= What the exercise asks =
Your copy of the material must match it exactly, except that pictures are dropped.

====

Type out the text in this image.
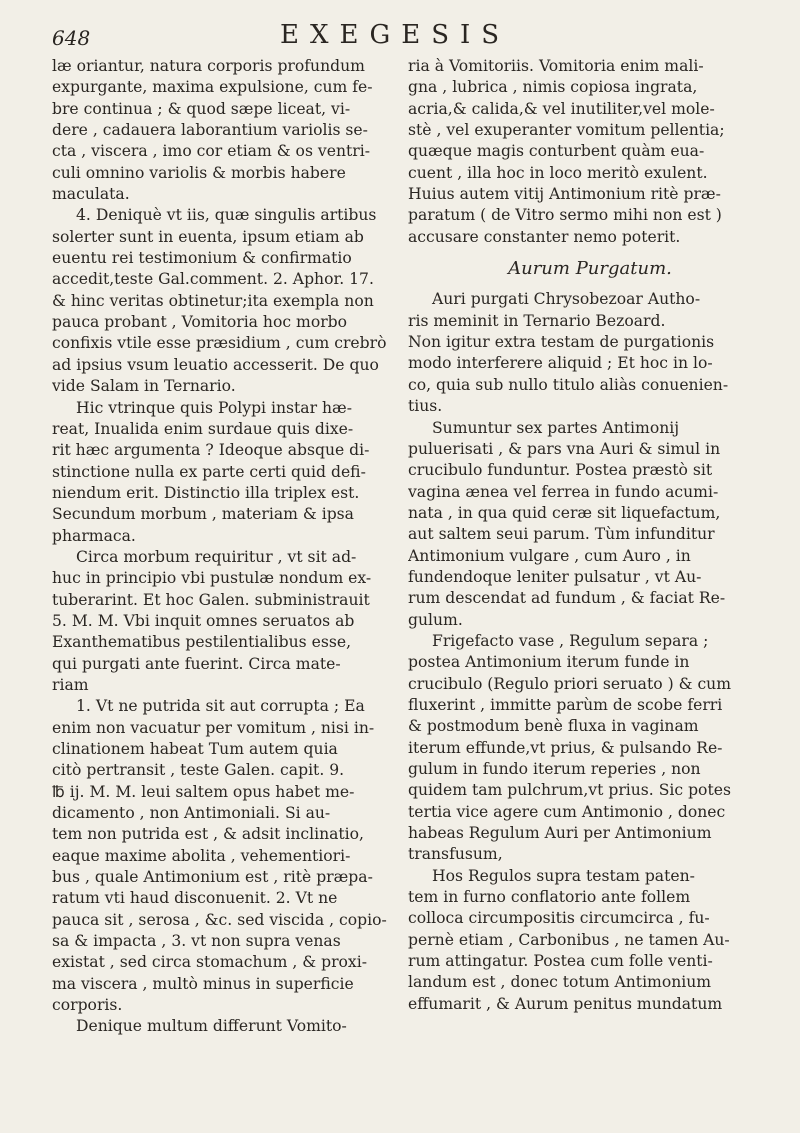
648	EXEGESIS
læ oriantur, natura corporis profundum
expurgante, maxima expulsione, cum fe-
bre continua ; & quod sæpe liceat, vi-
dere , cadauera laborantium variolis se-
cta , viscera , imo cor etiam & os ventri-
culi omnino variolis & morbis habere
maculata.
4. Deniquè vt iis, quæ singulis artibus
solerter sunt in euenta, ipsum etiam ab
euentu rei testimonium & confirmatio
accedit,teste Gal.comment. 2. Aphor. 17.
& hinc veritas obtinetur;ita exempla non
pauca probant , Vomitoria hoc morbo
confixis vtile esse præsidium , cum crebrò
ad ipsius vsum leuatio accesserit. De quo
vide Salam in Ternario.
Hic vtrinque quis Polypi instar hæ-
reat, Inualida enim surdaue quis dixe-
rit hæc argumenta ? Ideoque absque di-
stinctione nulla ex parte certi quid defi-
niendum erit. Distinctio illa triplex est.
Secundum morbum , materiam & ipsa
pharmaca.
Circa morbum requiritur , vt sit ad-
huc in principio vbi pustulæ nondum ex-
tuberarint. Et hoc Galen. subministrauit
5. M. M. Vbi inquit omnes seruatos ab
Exanthematibus pestilentialibus esse,
qui purgati ante fuerint. Circa mate-
riam
1. Vt ne putrida sit aut corrupta ; Ea
enim non vacuatur per vomitum , nisi in-
clinationem habeat Tum autem quia
citò pertransit , teste Galen. capit. 9.
℔ ij. M. M. leui saltem opus habet me-
dicamento , non Antimoniali. Si au-
tem non putrida est , & adsit inclinatio,
eaque maxime abolita , vehementiori-
bus , quale Antimonium est , ritè præpa-
ratum vti haud disconuenit. 2. Vt ne
pauca sit , serosa , &c. sed viscida , copio-
sa & impacta , 3. vt non supra venas
existat , sed circa stomachum , & proxi-
ma viscera , multò minus in superficie
corporis.
Denique multum differunt Vomito-
ria à Vomitoriis. Vomitoria enim mali-
gna , lubrica , nimis copiosa ingrata,
acria,& calida,& vel inutiliter,vel mole-
stè , vel exuperanter vomitum pellentia;
quæque magis conturbent quàm eua-
cuent , illa hoc in loco meritò exulent.
Huius autem vitij Antimonium ritè præ-
paratum ( de Vitro sermo mihi non est )
accusare constanter nemo poterit.
Aurum Purgatum.
Auri purgati Chrysobezoar Autho-
ris meminit in Ternario Bezoard.
Non igitur extra testam de purgationis
modo interferere aliquid ; Et hoc in lo-
co, quia sub nullo titulo aliàs conuenien-
tius.
Sumuntur sex partes Antimonij
puluerisati , & pars vna Auri & simul in
crucibulo funduntur. Postea præstò sit
vagina ænea vel ferrea in fundo acumi-
nata , in qua quid ceræ sit liquefactum,
aut saltem seui parum. Tùm infunditur
Antimonium vulgare , cum Auro , in
fundendoque leniter pulsatur , vt Au-
rum descendat ad fundum , & faciat Re-
gulum.
Frigefacto vase , Regulum separa ;
postea Antimonium iterum funde in
crucibulo (Regulo priori seruato ) & cum
fluxerint , immitte parùm de scobe ferri
& postmodum benè fluxa in vaginam
iterum effunde,vt prius, & pulsando Re-
gulum in fundo iterum reperies , non
quidem tam pulchrum,vt prius. Sic potes
tertia vice agere cum Antimonio , donec
habeas Regulum Auri per Antimonium
transfusum,
Hos Regulos supra testam paten-
tem in furno conflatorio ante follem
colloca circumpositis circumcirca , fu-
pernè etiam , Carbonibus , ne tamen Au-
rum attingatur. Postea cum folle venti-
landum est , donec totum Antimonium
effumarit , & Aurum penitus mundatum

====

= Exercise answer =
Type out the text in this image.
648	EXEGESIS
læ oriantur, natura corporis profundum
expurgante, maxima expulsione, cum fe-
bre continua ; & quod sæpe liceat, vi-
dere , cadauera laborantium variolis se-
cta , viscera , imo cor etiam & os ventri-
culi omnino variolis & morbis habere
maculata.
4. Deniquè vt iis, quæ singulis artibus
solerter sunt in euenta, ipsum etiam ab
euentu rei testimonium & confirmatio
accedit,teste Gal.comment. 2. Aphor. 17.
& hinc veritas obtinetur;ita exempla non
pauca probant , Vomitoria hoc morbo
confixis vtile esse præsidium , cum crebrò
ad ipsius vsum leuatio accesserit. De quo
vide Salam in Ternario.
Hic vtrinque quis Polypi instar hæ-
reat, Inualida enim surdaue quis dixe-
rit hæc argumenta ? Ideoque absque di-
stinctione nulla ex parte certi quid defi-
niendum erit. Distinctio illa triplex est.
Secundum morbum , materiam & ipsa
pharmaca.
Circa morbum requiritur , vt sit ad-
huc in principio vbi pustulæ nondum ex-
tuberarint. Et hoc Galen. subministrauit
5. M. M. Vbi inquit omnes seruatos ab
Exanthematibus pestilentialibus esse,
qui purgati ante fuerint. Circa mate-
riam
1. Vt ne putrida sit aut corrupta ; Ea
enim non vacuatur per vomitum , nisi in-
clinationem habeat Tum autem quia
citò pertransit , teste Galen. capit. 9.
℔ ij. M. M. leui saltem opus habet me-
dicamento , non Antimoniali. Si au-
tem non putrida est , & adsit inclinatio,
eaque maxime abolita , vehementiori-
bus , quale Antimonium est , ritè præpa-
ratum vti haud disconuenit. 2. Vt ne
pauca sit , serosa , &c. sed viscida , copio-
sa & impacta , 3. vt non supra venas
existat , sed circa stomachum , & proxi-
ma viscera , multò minus in superficie
corporis.
Denique multum differunt Vomito-
ria à Vomitoriis. Vomitoria enim mali-
gna , lubrica , nimis copiosa ingrata,
acria,& calida,& vel inutiliter,vel mole-
stè , vel exuperanter vomitum pellentia;
quæque magis conturbent quàm eua-
cuent , illa hoc in loco meritò exulent.
Huius autem vitij Antimonium ritè præ-
paratum ( de Vitro sermo mihi non est )
accusare constanter nemo poterit.
Aurum Purgatum.
Auri purgati Chrysobezoar Autho-
ris meminit in Ternario Bezoard.
Non igitur extra testam de purgationis
modo interferere aliquid ; Et hoc in lo-
co, quia sub nullo titulo aliàs conuenien-
tius.
Sumuntur sex partes Antimonij
puluerisati , & pars vna Auri & simul in
crucibulo funduntur. Postea præstò sit
vagina ænea vel ferrea in fundo acumi-
nata , in qua quid ceræ sit liquefactum,
aut saltem seui parum. Tùm infunditur
Antimonium vulgare , cum Auro , in
fundendoque leniter pulsatur , vt Au-
rum descendat ad fundum , & faciat Re-
gulum.
Frigefacto vase , Regulum separa ;
postea Antimonium iterum funde in
crucibulo (Regulo priori seruato ) & cum
fluxerint , immitte parùm de scobe ferri
& postmodum benè fluxa in vaginam
iterum effunde,vt prius, & pulsando Re-
gulum in fundo iterum reperies , non
quidem tam pulchrum,vt prius. Sic potes
tertia vice agere cum Antimonio , donec
habeas Regulum Auri per Antimonium
transfusum,
Hos Regulos supra testam paten-
tem in furno conflatorio ante follem
colloca circumpositis circumcirca , fu-
pernè etiam , Carbonibus , ne tamen Au-
rum attingatur. Postea cum folle venti-
landum est , donec totum Antimonium
effumarit , & Aurum penitus mundatum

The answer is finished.